## Exercise requirements
For the entries that follow, tally the lines holding the string "acción". Give the total and nothing else.

## Record set
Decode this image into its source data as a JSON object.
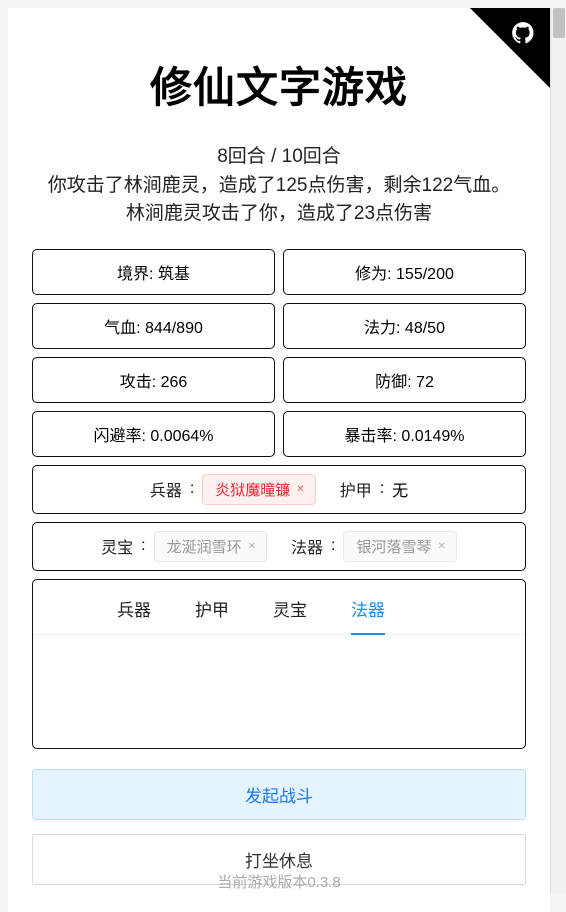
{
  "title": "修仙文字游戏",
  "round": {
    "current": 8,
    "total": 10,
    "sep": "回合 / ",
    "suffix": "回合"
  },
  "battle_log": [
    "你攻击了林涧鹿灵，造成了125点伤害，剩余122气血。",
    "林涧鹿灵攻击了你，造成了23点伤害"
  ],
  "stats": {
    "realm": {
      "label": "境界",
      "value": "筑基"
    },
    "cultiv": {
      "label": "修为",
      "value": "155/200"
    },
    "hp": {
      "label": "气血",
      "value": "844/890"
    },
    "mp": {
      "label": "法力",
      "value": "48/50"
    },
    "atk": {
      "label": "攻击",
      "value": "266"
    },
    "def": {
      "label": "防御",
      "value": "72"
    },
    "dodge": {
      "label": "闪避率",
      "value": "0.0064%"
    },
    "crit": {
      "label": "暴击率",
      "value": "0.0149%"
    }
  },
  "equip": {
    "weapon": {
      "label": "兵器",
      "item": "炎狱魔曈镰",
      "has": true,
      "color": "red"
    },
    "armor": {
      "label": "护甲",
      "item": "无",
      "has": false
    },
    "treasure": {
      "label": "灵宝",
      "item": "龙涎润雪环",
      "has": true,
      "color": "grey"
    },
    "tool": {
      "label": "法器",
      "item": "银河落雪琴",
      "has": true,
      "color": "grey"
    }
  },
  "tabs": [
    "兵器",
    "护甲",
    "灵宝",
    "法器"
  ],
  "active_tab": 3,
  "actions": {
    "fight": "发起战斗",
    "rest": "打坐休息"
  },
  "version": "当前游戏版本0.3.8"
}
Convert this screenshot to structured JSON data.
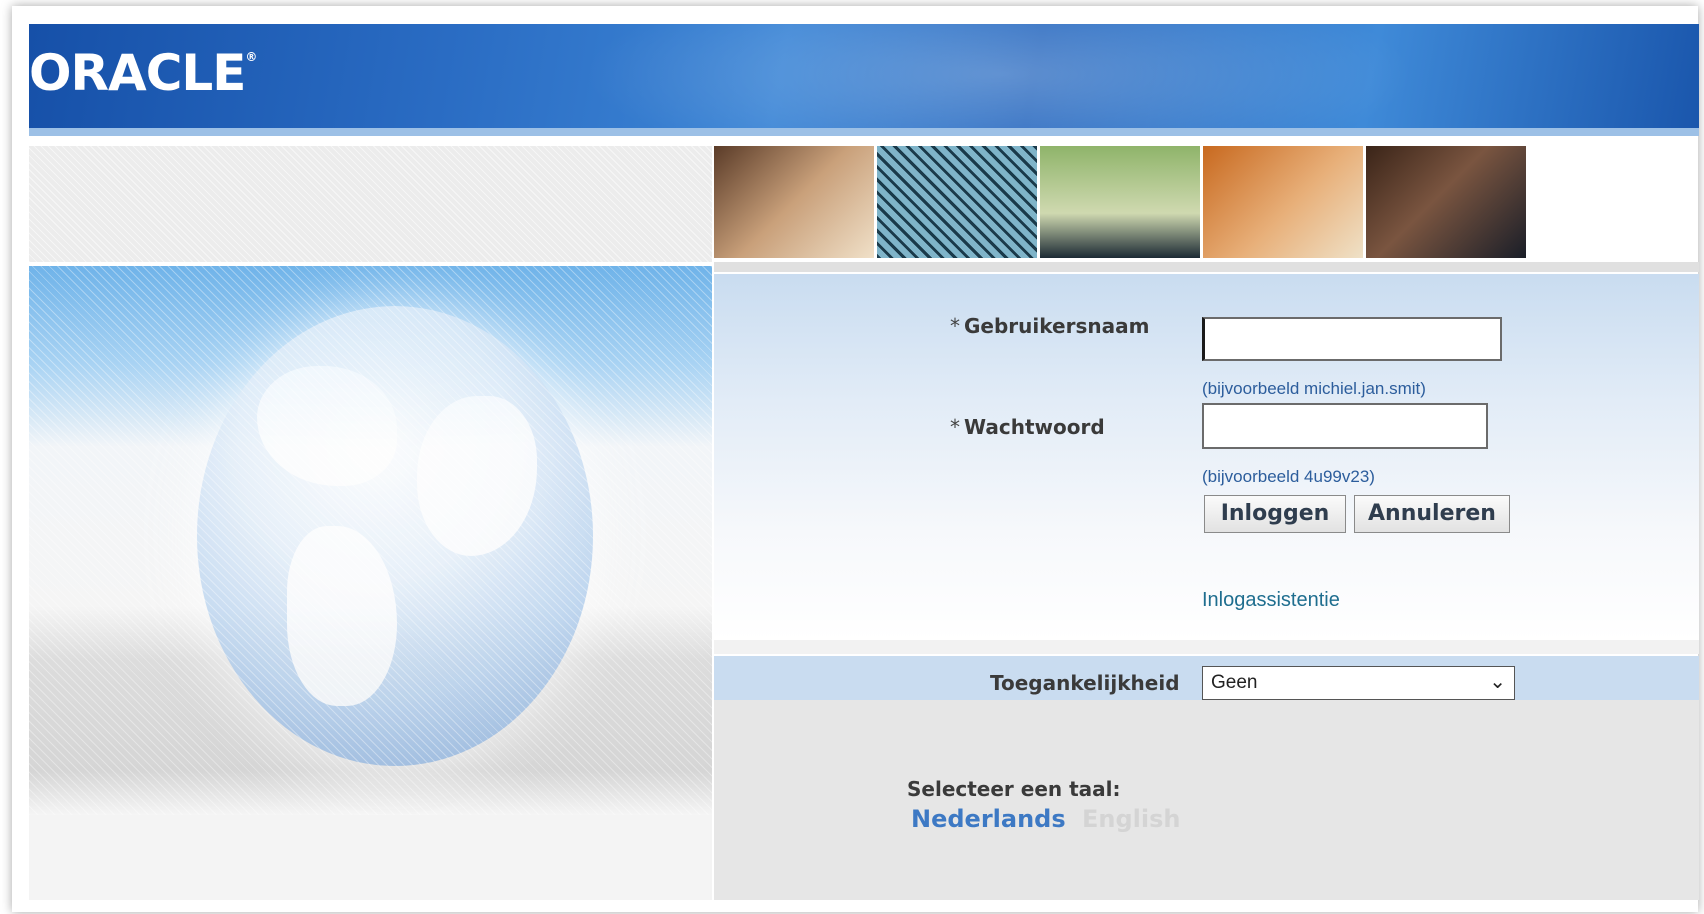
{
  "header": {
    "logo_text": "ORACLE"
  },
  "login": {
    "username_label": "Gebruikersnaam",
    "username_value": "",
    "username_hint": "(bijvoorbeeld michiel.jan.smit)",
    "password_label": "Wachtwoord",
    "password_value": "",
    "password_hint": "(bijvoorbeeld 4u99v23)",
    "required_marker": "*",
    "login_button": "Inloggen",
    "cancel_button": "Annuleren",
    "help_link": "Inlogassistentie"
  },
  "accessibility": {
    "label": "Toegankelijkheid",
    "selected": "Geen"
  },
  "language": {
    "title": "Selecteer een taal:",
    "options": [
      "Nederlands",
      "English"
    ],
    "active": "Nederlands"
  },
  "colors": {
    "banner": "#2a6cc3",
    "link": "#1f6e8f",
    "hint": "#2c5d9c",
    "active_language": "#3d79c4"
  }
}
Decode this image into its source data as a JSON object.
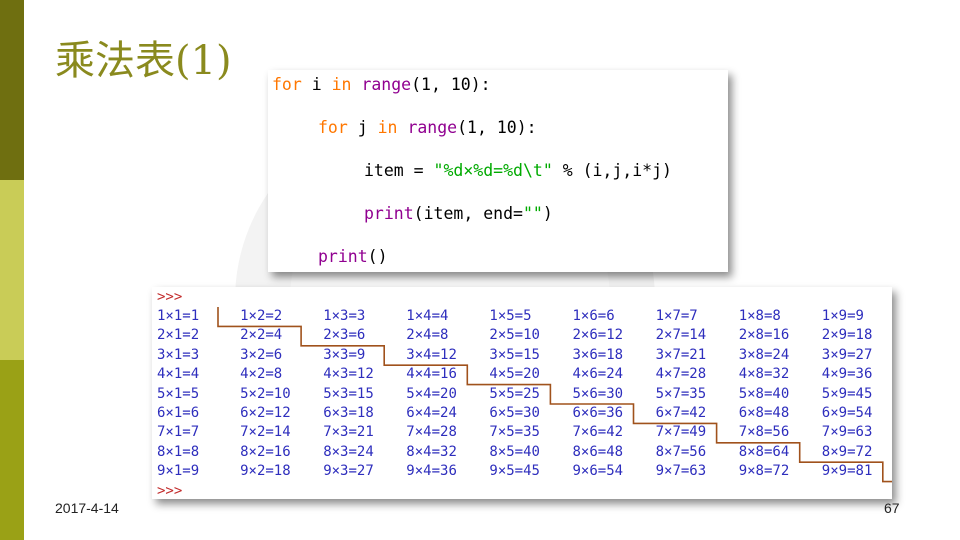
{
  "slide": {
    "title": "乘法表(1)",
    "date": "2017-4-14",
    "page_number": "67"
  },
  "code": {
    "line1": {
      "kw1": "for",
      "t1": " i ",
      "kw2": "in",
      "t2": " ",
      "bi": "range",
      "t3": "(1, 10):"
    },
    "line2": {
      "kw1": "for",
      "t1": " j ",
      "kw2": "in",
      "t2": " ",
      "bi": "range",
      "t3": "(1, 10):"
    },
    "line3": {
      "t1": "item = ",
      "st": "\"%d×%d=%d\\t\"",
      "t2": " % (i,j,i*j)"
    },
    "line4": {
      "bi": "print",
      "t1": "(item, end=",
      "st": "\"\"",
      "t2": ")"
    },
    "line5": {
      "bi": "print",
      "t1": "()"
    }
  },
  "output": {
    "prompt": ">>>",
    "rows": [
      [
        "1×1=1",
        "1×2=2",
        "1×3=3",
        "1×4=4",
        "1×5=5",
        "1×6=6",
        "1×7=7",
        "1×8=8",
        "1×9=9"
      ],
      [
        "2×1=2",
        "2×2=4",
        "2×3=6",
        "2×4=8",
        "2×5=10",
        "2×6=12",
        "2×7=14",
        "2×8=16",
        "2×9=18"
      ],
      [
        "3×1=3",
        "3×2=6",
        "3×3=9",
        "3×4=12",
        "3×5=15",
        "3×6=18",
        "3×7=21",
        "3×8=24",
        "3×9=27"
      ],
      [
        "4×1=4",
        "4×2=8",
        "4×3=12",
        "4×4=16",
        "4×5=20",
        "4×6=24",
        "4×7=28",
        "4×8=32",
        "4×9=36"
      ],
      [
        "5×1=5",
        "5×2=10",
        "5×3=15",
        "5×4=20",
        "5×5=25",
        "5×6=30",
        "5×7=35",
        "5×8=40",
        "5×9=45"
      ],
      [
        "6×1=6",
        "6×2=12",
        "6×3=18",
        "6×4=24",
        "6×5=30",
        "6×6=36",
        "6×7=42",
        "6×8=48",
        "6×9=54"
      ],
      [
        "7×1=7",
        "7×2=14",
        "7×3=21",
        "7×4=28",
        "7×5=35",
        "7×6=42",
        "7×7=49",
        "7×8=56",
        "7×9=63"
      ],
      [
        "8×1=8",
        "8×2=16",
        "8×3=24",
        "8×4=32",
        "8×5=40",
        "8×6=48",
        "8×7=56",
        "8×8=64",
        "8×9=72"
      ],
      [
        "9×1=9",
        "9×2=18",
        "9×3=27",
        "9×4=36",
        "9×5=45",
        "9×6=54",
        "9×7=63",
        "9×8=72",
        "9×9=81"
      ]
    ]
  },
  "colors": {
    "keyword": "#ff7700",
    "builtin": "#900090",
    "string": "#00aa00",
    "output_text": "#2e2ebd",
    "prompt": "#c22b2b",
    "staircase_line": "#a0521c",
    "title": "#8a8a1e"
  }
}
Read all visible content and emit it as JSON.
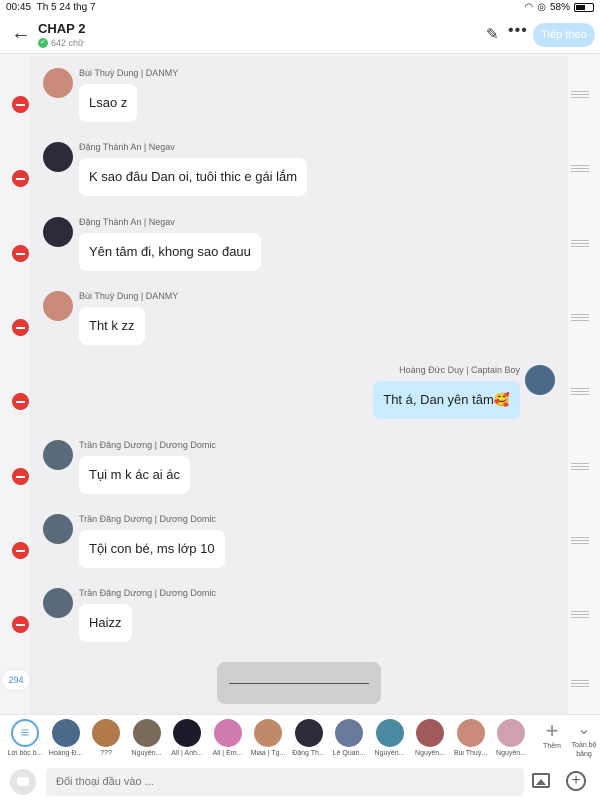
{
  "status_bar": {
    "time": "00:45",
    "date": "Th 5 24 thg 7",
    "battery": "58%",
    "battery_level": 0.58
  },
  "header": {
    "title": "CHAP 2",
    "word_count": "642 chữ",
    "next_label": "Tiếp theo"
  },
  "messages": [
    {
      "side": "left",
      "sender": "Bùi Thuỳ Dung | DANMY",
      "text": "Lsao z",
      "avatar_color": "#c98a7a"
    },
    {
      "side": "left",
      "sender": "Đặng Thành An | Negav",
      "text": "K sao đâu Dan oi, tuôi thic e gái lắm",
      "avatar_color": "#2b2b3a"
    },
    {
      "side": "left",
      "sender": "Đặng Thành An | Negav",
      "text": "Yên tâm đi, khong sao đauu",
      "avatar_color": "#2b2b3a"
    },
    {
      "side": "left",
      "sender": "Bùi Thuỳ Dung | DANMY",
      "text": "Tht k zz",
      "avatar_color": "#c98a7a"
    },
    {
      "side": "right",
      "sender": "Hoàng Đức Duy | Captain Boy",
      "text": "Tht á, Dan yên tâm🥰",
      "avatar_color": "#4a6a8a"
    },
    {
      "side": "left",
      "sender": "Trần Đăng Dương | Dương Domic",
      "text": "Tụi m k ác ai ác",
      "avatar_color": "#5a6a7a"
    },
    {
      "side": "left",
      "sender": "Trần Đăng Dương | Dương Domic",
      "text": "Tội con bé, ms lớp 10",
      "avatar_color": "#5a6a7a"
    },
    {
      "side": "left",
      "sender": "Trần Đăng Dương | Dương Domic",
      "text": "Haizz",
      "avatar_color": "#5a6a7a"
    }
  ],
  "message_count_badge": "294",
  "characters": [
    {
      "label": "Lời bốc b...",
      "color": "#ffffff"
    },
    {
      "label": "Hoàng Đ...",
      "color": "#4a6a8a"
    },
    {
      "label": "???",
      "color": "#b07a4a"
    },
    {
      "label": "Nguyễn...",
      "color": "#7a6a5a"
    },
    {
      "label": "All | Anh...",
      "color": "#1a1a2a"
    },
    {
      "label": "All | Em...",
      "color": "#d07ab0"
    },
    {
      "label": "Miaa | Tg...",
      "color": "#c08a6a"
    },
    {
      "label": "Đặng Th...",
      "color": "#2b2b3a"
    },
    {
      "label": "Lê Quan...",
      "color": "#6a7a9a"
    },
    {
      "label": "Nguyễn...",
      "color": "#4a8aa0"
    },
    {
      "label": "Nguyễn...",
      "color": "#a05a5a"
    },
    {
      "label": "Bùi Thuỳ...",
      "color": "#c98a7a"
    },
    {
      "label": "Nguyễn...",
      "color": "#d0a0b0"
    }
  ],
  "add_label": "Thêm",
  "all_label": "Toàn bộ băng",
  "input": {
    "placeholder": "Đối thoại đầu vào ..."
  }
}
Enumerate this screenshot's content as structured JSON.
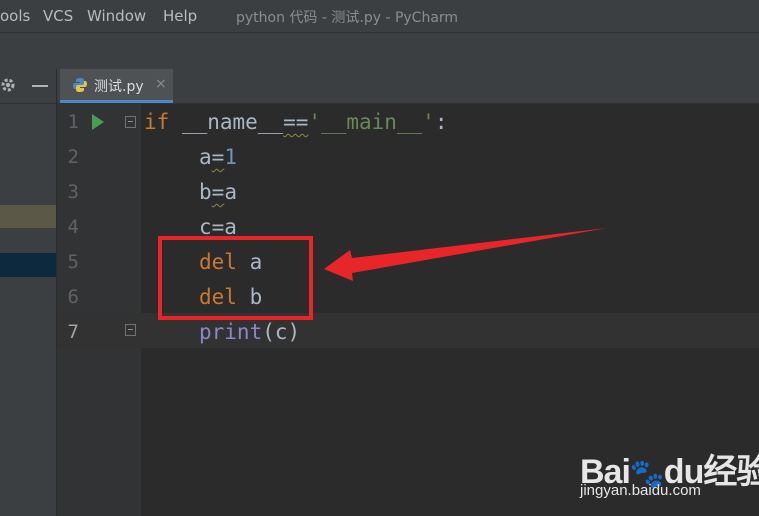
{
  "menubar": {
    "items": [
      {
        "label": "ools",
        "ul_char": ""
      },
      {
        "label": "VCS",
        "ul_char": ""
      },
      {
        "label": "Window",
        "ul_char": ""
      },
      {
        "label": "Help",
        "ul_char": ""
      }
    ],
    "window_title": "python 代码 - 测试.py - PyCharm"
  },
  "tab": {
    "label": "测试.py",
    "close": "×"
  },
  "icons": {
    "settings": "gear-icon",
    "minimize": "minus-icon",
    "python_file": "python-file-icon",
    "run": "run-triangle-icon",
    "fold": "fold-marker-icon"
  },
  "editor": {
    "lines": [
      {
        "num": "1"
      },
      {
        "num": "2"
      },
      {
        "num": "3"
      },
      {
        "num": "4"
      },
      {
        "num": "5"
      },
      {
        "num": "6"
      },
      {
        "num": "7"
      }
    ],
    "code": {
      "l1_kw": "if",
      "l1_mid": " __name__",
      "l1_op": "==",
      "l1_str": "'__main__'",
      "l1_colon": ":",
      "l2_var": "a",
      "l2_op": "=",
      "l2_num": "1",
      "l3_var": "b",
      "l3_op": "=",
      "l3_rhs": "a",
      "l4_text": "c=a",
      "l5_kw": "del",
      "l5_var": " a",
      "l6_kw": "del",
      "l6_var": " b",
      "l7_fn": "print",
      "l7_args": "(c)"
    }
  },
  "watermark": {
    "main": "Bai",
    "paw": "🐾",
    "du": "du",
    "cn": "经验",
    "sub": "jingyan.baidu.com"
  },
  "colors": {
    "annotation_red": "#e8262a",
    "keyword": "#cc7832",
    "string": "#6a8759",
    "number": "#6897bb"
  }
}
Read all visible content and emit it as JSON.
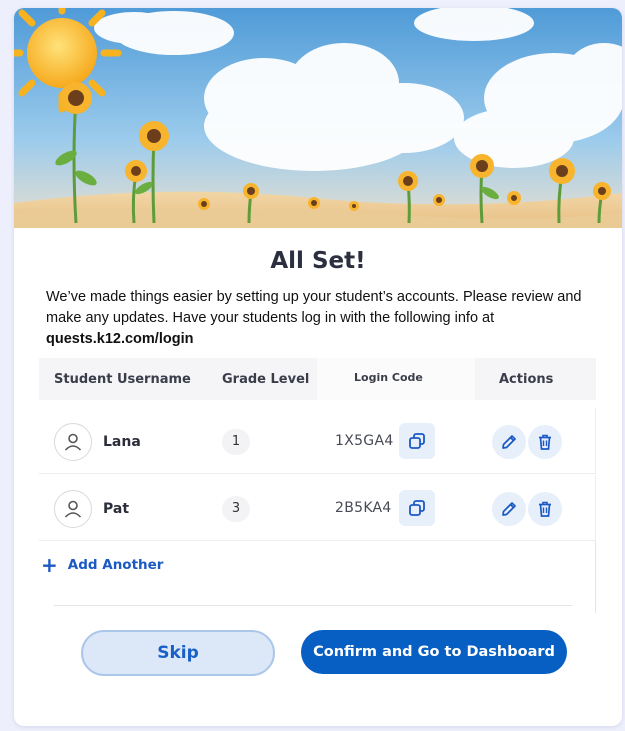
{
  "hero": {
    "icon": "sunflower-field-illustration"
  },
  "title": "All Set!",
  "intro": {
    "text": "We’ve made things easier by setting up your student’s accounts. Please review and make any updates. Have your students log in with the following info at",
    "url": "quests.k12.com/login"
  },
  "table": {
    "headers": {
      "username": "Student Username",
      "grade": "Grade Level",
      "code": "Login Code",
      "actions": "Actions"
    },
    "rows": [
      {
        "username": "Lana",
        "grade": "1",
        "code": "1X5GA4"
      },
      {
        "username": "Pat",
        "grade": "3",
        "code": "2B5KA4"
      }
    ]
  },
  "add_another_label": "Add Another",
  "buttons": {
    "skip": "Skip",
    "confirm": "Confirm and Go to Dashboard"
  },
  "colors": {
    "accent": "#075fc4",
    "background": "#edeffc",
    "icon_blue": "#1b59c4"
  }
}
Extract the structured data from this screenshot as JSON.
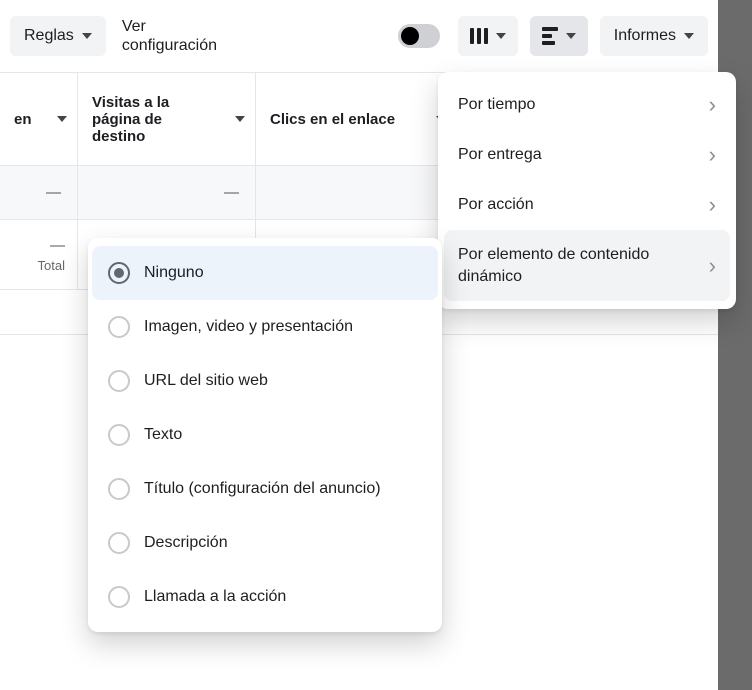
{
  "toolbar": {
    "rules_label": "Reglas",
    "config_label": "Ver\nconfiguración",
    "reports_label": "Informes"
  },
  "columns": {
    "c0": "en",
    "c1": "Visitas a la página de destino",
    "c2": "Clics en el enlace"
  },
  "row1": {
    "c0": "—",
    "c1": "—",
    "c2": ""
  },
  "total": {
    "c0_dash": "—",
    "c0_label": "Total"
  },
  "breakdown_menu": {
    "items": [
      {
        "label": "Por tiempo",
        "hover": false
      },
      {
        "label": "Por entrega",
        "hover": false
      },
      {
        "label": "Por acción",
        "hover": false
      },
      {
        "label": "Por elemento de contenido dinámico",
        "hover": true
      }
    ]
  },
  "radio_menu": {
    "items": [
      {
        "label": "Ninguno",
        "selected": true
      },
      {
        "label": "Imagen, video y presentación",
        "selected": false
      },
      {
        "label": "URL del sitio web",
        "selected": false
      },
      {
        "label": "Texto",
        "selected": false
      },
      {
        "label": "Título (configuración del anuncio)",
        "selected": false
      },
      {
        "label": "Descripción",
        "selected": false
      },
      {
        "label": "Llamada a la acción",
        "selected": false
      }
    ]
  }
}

## Correct response
2